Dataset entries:
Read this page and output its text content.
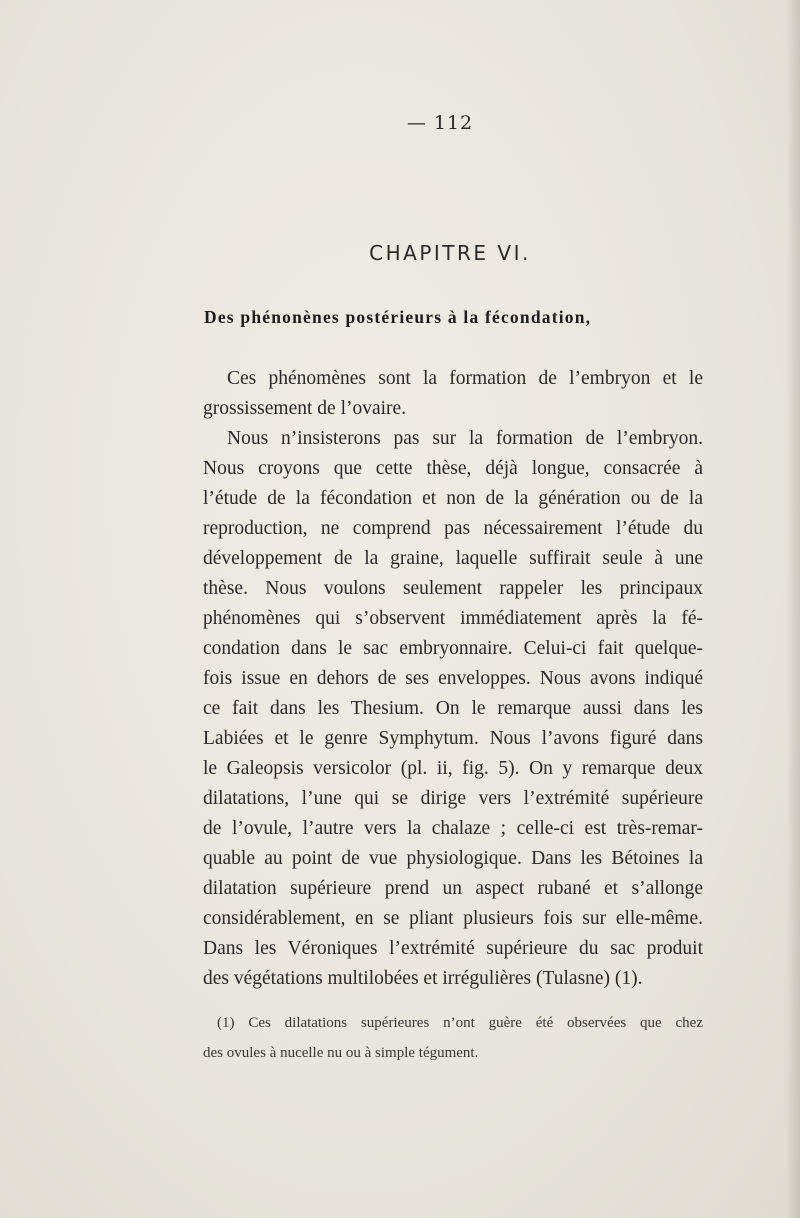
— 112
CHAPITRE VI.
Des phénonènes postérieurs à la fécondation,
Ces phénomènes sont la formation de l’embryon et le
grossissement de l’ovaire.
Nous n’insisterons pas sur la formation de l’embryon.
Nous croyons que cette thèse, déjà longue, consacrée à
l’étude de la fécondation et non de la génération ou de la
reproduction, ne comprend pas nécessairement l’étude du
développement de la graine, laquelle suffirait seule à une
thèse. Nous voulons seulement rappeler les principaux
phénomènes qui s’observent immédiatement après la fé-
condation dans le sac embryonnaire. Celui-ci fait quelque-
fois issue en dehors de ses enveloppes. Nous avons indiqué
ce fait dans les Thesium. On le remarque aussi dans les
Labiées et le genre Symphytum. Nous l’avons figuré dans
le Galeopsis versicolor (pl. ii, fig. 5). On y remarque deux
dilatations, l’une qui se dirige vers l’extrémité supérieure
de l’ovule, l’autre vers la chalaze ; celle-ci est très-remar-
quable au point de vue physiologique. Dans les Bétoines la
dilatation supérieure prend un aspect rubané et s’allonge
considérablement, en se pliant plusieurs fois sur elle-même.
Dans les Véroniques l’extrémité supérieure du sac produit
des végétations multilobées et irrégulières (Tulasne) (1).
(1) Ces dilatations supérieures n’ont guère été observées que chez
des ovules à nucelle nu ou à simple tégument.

**Set problem**
Scan the material above. Extract every line in which the word "fécondation" occurs.

**Output of the exercise**
Des phénonènes postérieurs à la fécondation,
l’étude de la fécondation et non de la génération ou de la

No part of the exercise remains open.